REQUIREMENT.
Write out the material exactly, with the pictures left out.

Chart and figure data.
^^^^^^^^
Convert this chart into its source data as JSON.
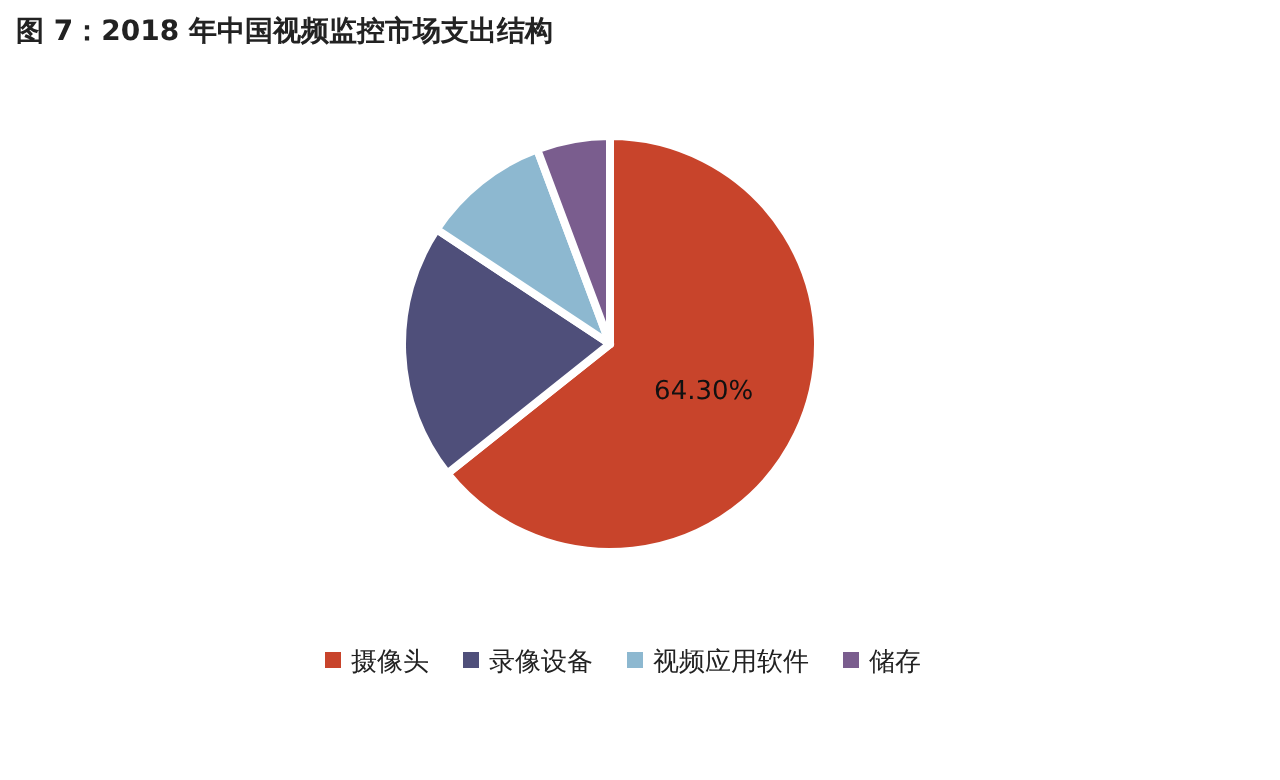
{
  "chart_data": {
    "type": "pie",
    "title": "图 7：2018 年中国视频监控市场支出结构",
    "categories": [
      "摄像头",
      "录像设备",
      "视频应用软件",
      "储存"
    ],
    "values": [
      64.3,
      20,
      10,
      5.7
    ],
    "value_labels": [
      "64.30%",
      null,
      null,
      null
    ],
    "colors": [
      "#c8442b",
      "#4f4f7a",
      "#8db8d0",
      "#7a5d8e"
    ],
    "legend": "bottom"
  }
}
^^^^^^^^
SOLUTION TO THIS EXERCISE.
Convert this chart into its source data as JSON.
{
  "chart_data": {
    "type": "pie",
    "title": "图 7：2018 年中国视频监控市场支出结构",
    "categories": [
      "摄像头",
      "录像设备",
      "视频应用软件",
      "储存"
    ],
    "values": [
      64.3,
      20,
      10,
      5.7
    ],
    "value_labels": [
      "64.30%",
      null,
      null,
      null
    ],
    "colors": [
      "#c8442b",
      "#4f4f7a",
      "#8db8d0",
      "#7a5d8e"
    ],
    "legend": "bottom"
  }
}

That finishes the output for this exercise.